((

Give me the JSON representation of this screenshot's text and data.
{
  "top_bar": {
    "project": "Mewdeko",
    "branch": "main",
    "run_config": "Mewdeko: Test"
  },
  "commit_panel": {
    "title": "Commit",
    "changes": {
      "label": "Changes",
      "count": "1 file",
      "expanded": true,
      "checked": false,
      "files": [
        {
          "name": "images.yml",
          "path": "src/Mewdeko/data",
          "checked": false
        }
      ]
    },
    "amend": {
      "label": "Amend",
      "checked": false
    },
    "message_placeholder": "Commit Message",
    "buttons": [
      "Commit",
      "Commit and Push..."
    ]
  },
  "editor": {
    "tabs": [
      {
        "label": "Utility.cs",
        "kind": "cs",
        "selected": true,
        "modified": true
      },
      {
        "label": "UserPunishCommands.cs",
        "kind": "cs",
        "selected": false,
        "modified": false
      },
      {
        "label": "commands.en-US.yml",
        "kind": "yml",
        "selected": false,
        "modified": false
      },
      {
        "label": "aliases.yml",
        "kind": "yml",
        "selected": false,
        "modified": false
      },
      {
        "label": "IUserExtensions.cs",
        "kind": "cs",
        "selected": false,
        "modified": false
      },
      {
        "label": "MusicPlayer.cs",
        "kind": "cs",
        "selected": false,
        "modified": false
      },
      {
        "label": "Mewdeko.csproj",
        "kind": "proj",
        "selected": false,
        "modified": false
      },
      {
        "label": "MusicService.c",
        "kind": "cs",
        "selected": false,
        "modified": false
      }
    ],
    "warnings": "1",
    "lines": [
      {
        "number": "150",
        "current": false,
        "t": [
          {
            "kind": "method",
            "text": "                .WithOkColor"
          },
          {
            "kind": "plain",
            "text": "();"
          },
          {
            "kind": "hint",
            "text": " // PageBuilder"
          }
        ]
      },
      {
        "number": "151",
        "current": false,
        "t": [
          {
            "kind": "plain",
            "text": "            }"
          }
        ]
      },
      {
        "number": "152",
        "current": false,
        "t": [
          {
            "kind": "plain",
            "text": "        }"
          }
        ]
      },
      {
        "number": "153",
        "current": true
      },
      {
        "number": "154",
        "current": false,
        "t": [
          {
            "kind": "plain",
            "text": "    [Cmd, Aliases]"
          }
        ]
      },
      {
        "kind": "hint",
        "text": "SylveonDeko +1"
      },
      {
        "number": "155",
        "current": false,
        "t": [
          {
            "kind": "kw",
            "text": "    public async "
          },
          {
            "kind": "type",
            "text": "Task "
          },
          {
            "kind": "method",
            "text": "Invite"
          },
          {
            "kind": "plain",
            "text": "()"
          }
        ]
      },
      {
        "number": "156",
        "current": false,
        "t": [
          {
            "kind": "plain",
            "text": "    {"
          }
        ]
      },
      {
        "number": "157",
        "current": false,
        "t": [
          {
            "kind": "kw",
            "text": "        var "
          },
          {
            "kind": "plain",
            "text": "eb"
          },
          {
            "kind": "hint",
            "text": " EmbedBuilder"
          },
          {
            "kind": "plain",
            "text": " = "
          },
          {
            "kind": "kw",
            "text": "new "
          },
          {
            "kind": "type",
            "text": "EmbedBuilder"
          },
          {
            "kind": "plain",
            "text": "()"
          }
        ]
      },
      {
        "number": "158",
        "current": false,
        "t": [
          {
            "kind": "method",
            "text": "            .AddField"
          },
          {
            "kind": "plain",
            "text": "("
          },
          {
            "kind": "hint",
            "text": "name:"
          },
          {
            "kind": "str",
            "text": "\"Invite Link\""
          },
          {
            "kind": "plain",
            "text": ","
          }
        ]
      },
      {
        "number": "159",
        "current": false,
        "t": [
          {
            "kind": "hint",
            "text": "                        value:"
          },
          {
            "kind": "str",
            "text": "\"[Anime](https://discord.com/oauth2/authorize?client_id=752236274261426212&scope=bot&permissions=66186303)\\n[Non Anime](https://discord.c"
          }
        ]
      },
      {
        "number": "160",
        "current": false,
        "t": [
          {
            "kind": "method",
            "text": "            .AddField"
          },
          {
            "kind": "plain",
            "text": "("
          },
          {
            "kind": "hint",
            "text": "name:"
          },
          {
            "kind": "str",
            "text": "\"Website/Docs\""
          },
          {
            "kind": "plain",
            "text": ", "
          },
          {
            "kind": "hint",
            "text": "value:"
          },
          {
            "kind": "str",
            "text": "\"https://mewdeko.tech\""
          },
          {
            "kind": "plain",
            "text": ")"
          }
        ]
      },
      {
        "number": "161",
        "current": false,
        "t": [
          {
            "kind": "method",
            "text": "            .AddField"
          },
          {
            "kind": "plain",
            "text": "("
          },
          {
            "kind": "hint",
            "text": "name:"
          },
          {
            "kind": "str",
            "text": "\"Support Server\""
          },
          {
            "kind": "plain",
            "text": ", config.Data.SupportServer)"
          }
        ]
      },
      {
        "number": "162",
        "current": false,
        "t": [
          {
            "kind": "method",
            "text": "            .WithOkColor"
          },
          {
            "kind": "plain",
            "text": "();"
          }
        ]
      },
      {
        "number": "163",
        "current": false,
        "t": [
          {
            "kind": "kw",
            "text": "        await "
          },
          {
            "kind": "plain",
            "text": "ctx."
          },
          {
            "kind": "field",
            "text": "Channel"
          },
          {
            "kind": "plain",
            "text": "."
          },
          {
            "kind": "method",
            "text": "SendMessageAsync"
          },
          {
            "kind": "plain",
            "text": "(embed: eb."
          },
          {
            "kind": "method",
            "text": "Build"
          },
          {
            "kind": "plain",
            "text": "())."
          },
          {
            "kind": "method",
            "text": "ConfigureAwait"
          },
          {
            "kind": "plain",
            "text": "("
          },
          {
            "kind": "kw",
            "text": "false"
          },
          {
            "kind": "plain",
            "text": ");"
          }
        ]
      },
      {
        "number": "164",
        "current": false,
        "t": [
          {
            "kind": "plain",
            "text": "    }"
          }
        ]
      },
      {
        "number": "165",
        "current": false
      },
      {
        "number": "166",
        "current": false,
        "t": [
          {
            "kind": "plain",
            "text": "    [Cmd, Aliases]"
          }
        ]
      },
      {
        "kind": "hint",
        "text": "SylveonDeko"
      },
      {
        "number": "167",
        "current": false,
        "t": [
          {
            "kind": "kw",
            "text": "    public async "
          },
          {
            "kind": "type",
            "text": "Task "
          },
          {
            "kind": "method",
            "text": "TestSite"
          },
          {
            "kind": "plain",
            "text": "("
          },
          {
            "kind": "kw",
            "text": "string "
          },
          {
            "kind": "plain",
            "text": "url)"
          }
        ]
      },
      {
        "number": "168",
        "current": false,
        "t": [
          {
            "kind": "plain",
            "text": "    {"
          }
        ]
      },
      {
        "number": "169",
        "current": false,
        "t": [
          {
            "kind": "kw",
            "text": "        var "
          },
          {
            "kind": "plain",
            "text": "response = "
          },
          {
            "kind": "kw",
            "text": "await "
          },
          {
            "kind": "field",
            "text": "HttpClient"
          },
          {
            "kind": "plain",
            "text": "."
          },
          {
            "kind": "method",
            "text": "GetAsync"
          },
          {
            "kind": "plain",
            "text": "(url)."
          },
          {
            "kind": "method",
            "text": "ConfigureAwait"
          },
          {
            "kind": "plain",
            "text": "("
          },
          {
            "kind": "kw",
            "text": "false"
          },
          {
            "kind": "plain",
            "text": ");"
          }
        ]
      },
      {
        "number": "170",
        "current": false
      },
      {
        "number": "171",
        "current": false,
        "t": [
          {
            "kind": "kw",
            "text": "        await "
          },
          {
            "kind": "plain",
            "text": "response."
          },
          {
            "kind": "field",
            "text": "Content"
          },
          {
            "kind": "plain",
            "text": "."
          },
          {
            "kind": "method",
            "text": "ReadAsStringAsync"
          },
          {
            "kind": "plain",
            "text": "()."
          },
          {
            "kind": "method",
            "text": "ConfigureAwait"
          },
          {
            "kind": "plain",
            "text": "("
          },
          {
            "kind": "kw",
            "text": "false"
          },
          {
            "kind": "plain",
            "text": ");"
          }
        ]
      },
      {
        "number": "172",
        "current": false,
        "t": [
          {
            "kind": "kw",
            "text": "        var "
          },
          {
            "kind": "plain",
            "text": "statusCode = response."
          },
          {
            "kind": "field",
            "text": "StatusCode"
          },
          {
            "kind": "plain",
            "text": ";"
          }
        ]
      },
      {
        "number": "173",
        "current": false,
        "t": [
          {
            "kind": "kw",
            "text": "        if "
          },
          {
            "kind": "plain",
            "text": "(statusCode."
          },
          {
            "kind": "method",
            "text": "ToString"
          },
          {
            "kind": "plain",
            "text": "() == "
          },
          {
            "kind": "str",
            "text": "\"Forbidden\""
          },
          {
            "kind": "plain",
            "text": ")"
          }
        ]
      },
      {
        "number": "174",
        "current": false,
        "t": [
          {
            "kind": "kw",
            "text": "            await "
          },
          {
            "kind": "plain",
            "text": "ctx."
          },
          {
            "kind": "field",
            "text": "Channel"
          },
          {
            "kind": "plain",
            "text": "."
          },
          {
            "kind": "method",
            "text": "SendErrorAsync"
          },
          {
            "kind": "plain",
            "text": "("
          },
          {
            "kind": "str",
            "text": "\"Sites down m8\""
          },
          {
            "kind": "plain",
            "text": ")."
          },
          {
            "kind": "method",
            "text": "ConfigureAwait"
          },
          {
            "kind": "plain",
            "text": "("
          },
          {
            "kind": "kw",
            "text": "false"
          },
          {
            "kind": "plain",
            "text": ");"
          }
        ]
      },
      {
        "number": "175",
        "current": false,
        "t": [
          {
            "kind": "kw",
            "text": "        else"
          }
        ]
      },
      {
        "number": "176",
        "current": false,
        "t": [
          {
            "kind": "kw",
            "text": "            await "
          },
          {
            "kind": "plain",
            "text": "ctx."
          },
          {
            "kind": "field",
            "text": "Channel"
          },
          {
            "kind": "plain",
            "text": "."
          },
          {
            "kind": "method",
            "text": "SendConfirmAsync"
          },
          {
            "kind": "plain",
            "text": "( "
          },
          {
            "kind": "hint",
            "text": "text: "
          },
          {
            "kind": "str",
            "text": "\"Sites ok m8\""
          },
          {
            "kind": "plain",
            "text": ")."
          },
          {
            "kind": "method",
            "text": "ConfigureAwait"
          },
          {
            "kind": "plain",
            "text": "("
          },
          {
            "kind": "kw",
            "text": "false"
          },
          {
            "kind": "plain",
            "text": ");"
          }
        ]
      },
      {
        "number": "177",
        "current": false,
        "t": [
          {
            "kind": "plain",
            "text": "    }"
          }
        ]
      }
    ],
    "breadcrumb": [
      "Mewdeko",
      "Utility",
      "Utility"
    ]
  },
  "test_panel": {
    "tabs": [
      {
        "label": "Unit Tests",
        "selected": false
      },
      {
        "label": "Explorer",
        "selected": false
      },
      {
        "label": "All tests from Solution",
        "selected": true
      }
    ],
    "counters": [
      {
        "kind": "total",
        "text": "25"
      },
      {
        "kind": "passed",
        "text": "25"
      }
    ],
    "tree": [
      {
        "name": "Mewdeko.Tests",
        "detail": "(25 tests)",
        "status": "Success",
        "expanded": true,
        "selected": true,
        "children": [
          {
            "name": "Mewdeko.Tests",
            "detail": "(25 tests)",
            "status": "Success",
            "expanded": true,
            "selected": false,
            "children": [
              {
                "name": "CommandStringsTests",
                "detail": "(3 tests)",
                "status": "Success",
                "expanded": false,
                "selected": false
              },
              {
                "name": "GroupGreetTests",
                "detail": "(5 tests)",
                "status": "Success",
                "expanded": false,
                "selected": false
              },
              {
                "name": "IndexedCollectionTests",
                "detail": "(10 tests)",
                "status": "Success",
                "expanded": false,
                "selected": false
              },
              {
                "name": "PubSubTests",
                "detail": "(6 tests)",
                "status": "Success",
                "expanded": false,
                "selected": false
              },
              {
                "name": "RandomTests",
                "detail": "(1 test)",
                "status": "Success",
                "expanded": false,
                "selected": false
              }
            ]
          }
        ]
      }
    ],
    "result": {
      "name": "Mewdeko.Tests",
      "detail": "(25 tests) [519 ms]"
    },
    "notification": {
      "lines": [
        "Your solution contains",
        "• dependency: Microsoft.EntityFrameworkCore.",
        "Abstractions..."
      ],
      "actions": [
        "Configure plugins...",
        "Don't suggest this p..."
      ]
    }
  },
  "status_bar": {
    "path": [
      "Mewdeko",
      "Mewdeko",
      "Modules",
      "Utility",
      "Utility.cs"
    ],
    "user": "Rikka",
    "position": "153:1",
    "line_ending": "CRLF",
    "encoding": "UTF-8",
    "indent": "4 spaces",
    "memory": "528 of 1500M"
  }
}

))

Your objective -
Look through the data above. Copy every line with the string "https" in it.

Final result -
            "text": "\"[Anime](https://discord.com/oauth2/authorize?client_id=752236274261426212&scope=bot&permissions=66186303)\\n[Non Anime](https://discord.c"
            "text": "\"https://mewdeko.tech\""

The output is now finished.